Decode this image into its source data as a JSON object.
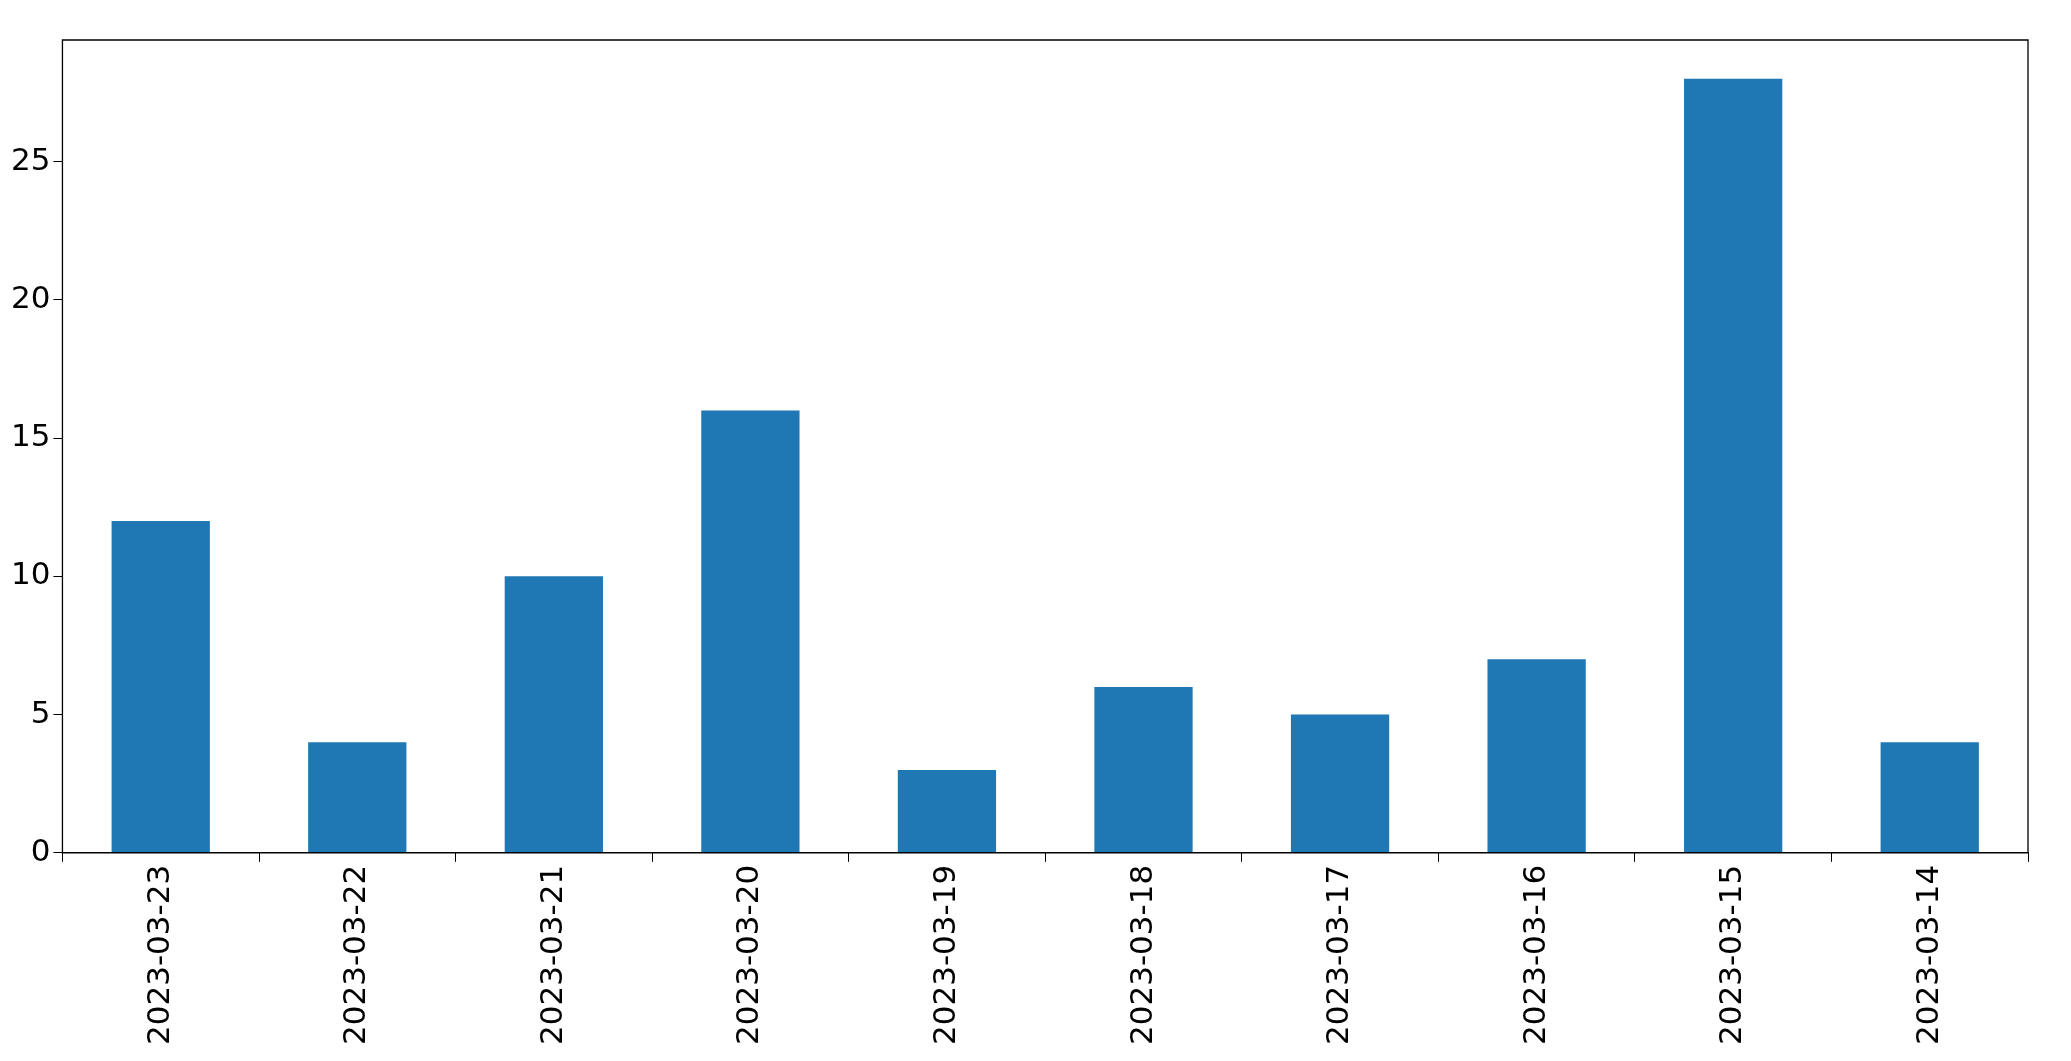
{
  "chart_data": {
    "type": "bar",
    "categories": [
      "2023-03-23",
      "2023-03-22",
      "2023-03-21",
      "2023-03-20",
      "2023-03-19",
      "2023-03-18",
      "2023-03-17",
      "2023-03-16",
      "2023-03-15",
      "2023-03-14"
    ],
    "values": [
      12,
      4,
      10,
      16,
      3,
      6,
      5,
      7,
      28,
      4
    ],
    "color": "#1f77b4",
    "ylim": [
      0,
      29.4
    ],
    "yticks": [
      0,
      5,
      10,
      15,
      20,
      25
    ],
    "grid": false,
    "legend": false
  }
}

---

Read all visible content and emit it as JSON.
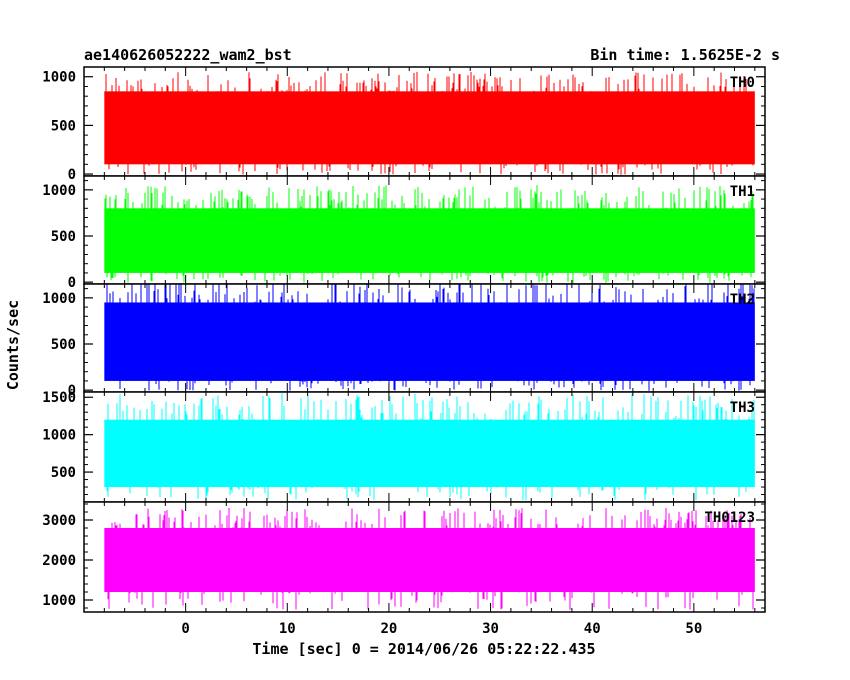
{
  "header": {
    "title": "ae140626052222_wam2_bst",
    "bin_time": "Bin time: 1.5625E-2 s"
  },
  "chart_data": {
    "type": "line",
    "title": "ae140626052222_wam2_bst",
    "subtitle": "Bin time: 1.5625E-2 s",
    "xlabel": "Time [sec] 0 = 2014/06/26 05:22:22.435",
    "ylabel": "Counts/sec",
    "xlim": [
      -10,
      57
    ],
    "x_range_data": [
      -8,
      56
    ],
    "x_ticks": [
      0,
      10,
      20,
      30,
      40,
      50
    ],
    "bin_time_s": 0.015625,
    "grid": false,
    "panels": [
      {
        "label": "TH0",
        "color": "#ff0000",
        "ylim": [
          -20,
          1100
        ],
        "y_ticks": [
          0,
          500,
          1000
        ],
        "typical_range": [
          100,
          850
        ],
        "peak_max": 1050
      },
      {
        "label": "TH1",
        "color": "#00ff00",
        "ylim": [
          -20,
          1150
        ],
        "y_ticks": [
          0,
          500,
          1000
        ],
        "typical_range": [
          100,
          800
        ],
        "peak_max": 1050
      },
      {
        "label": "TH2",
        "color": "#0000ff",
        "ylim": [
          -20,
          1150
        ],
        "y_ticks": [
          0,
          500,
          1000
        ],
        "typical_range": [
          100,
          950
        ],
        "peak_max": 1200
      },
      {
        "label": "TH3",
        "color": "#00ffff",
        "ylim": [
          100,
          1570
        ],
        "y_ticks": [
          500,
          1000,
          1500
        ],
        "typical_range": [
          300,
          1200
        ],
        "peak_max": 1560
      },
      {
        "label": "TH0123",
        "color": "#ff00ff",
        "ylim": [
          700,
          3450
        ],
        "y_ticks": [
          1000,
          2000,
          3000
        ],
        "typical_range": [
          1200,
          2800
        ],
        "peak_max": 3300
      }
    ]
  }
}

**Written task:**
Of all the lines above, how many contain the word "JSON"? Give the number and nothing else.

**Result of this exercise:**
2